**DESCRIPTION OF THE TASK**. How many lines of these entries include the string "Emergency"? State the number alone.
-------- STORED RECORDS
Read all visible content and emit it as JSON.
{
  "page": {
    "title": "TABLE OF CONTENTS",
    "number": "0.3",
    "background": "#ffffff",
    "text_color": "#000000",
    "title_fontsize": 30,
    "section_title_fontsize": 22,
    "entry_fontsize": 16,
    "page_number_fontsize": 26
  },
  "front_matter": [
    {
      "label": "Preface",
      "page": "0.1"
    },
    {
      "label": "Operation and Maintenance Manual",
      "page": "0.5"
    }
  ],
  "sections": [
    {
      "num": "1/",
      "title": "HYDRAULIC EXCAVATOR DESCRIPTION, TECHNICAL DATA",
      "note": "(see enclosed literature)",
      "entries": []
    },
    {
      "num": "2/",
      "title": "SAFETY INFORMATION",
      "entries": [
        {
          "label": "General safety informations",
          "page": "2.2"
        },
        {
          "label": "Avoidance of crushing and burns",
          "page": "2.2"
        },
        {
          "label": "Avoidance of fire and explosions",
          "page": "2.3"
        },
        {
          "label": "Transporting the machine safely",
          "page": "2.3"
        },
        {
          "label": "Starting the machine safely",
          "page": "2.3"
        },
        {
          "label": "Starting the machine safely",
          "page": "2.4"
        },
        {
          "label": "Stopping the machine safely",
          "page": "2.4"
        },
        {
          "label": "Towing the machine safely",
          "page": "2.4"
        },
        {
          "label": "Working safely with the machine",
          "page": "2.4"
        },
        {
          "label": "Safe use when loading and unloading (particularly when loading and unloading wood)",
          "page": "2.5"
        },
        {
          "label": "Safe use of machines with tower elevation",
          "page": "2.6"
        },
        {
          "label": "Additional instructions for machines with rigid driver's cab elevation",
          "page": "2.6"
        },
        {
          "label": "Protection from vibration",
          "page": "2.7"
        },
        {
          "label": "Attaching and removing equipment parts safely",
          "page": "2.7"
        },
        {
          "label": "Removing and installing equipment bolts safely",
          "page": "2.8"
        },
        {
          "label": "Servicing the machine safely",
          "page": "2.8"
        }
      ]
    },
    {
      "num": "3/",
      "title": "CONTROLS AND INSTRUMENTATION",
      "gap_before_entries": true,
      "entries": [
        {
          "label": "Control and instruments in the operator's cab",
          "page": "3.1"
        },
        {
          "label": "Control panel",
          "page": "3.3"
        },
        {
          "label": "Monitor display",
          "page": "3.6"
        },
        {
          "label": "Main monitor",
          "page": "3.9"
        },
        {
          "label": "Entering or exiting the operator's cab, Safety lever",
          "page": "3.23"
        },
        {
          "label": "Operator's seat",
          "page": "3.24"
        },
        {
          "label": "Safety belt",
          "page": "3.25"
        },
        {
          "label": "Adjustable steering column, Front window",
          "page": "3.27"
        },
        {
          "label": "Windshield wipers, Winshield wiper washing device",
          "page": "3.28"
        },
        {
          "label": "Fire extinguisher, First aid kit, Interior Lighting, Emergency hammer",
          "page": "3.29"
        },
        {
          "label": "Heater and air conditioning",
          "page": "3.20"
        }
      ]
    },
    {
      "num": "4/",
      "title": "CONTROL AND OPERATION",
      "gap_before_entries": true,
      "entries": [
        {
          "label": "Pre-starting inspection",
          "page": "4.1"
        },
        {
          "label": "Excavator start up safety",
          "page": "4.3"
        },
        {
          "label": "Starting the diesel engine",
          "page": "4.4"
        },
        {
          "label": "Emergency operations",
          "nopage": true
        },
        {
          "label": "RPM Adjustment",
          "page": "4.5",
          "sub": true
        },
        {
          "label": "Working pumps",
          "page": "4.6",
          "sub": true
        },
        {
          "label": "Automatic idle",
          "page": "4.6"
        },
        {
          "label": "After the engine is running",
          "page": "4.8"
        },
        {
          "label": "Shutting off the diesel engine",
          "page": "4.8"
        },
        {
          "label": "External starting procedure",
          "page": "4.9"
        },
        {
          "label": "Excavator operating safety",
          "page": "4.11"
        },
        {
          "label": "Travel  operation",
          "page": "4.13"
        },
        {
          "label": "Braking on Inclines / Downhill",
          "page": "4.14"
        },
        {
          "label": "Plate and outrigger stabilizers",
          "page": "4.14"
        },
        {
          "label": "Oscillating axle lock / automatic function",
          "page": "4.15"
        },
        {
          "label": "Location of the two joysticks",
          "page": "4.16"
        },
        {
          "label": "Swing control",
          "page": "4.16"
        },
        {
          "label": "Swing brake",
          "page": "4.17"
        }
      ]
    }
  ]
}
----------------
**CORRECT OUTPUT**. 2